§ The exercise
Write out all the material exactly. Leave nothing out.

§ Dataset entries
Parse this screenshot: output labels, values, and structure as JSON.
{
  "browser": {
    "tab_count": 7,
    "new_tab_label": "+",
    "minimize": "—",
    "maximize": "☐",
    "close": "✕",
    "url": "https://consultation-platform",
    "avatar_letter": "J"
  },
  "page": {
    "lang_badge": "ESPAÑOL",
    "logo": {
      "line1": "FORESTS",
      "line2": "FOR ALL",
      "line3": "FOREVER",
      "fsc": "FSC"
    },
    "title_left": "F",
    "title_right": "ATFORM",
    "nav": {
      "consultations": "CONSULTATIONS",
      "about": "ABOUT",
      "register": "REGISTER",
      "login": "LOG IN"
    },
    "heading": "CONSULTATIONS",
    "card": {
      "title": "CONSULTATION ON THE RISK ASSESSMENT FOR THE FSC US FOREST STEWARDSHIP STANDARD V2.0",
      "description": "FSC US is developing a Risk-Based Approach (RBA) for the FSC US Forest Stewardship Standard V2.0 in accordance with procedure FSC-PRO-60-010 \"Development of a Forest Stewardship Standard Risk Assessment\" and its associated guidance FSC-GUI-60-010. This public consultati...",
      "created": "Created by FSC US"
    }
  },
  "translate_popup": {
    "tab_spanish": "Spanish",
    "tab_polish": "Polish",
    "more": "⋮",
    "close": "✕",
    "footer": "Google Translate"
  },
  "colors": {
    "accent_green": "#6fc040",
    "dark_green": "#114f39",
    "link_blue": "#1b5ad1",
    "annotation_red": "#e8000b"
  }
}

§ Result of the task
Parse this screenshot: output labels, values, and structure as JSON.
{
  "browser": {
    "tab_count": 7,
    "new_tab_label": "+",
    "minimize": "—",
    "maximize": "☐",
    "close": "✕",
    "url": "https://consultation-platform",
    "avatar_letter": "J"
  },
  "page": {
    "lang_badge": "ESPAÑOL",
    "logo": {
      "line1": "FORESTS",
      "line2": "FOR ALL",
      "line3": "FOREVER",
      "fsc": "FSC"
    },
    "title_left": "F",
    "title_right": "ATFORM",
    "nav": {
      "consultations": "CONSULTATIONS",
      "about": "ABOUT",
      "register": "REGISTER",
      "login": "LOG IN"
    },
    "heading": "CONSULTATIONS",
    "card": {
      "title": "CONSULTATION ON THE RISK ASSESSMENT FOR THE FSC US FOREST STEWARDSHIP STANDARD V2.0",
      "description": "FSC US is developing a Risk-Based Approach (RBA) for the FSC US Forest Stewardship Standard V2.0 in accordance with procedure FSC-PRO-60-010 \"Development of a Forest Stewardship Standard Risk Assessment\" and its associated guidance FSC-GUI-60-010. This public consultati...",
      "created": "Created by FSC US"
    }
  },
  "translate_popup": {
    "tab_spanish": "Spanish",
    "tab_polish": "Polish",
    "more": "⋮",
    "close": "✕",
    "footer": "Google Translate"
  },
  "colors": {
    "accent_green": "#6fc040",
    "dark_green": "#114f39",
    "link_blue": "#1b5ad1",
    "annotation_red": "#e8000b"
  }
}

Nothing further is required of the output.